** begin Stored rows **

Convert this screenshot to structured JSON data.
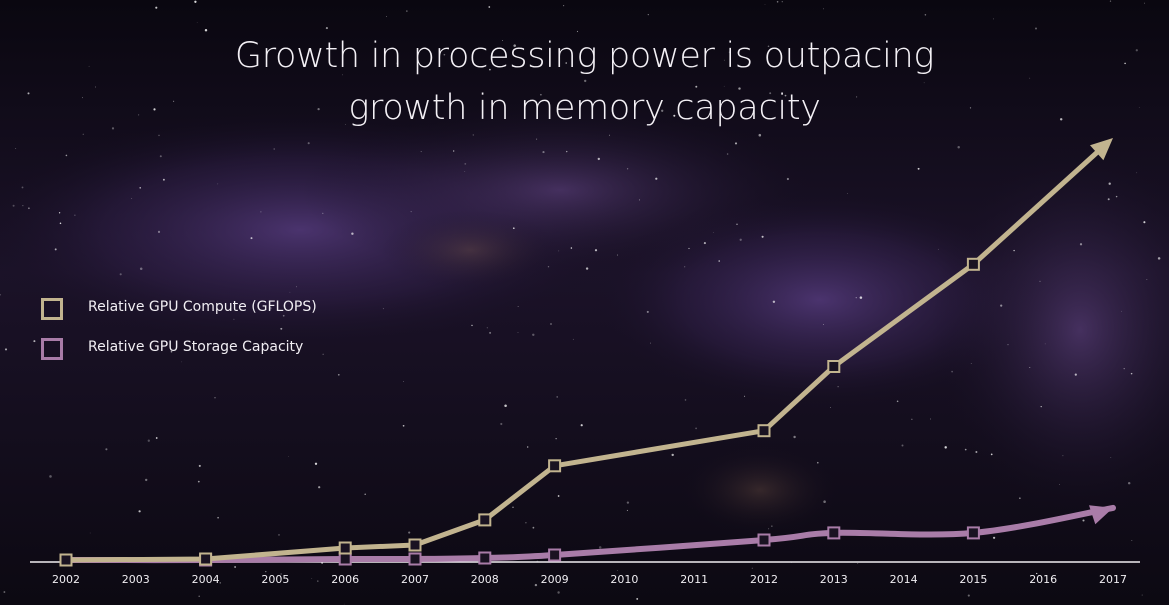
{
  "chart_data": {
    "type": "line",
    "title_lines": [
      "Growth in processing power is outpacing",
      "growth in memory capacity"
    ],
    "xlabel": "",
    "ylabel": "",
    "x_categories": [
      "2002",
      "2003",
      "2004",
      "2005",
      "2006",
      "2007",
      "2008",
      "2009",
      "2010",
      "2011",
      "2012",
      "2013",
      "2014",
      "2015",
      "2016",
      "2017"
    ],
    "ylim": [
      0,
      420
    ],
    "grid": false,
    "legend_placement": "left",
    "series": [
      {
        "name": "Relative GPU Compute (GFLOPS)",
        "color": "#c2b48f",
        "x": [
          "2002",
          "2004",
          "2006",
          "2007",
          "2008",
          "2009",
          "2012",
          "2013",
          "2015"
        ],
        "values": [
          1,
          2,
          13,
          16,
          41,
          95,
          130,
          194,
          296
        ],
        "arrow_to": {
          "x": "2017",
          "value": 422
        }
      },
      {
        "name": "Relative GPU Storage Capacity",
        "color": "#a97ca8",
        "x": [
          "2002",
          "2004",
          "2006",
          "2007",
          "2008",
          "2009",
          "2012",
          "2013",
          "2015"
        ],
        "values": [
          1,
          1,
          2,
          2,
          3,
          6,
          21,
          28,
          28
        ],
        "arrow_to": {
          "x": "2017",
          "value": 53
        }
      }
    ]
  },
  "colors": {
    "axis": "#f0eef2",
    "tick_label": "#f0eef2",
    "title": "#f4f1f6"
  }
}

** end Stored rows **

Write out the listing above again, exactly, but with no pictures in the copy.

Convert this screenshot to structured JSON data.
{
  "chart_data": {
    "type": "line",
    "title_lines": [
      "Growth in processing power is outpacing",
      "growth in memory capacity"
    ],
    "xlabel": "",
    "ylabel": "",
    "x_categories": [
      "2002",
      "2003",
      "2004",
      "2005",
      "2006",
      "2007",
      "2008",
      "2009",
      "2010",
      "2011",
      "2012",
      "2013",
      "2014",
      "2015",
      "2016",
      "2017"
    ],
    "ylim": [
      0,
      420
    ],
    "grid": false,
    "legend_placement": "left",
    "series": [
      {
        "name": "Relative GPU Compute (GFLOPS)",
        "color": "#c2b48f",
        "x": [
          "2002",
          "2004",
          "2006",
          "2007",
          "2008",
          "2009",
          "2012",
          "2013",
          "2015"
        ],
        "values": [
          1,
          2,
          13,
          16,
          41,
          95,
          130,
          194,
          296
        ],
        "arrow_to": {
          "x": "2017",
          "value": 422
        }
      },
      {
        "name": "Relative GPU Storage Capacity",
        "color": "#a97ca8",
        "x": [
          "2002",
          "2004",
          "2006",
          "2007",
          "2008",
          "2009",
          "2012",
          "2013",
          "2015"
        ],
        "values": [
          1,
          1,
          2,
          2,
          3,
          6,
          21,
          28,
          28
        ],
        "arrow_to": {
          "x": "2017",
          "value": 53
        }
      }
    ]
  },
  "colors": {
    "axis": "#f0eef2",
    "tick_label": "#f0eef2",
    "title": "#f4f1f6"
  }
}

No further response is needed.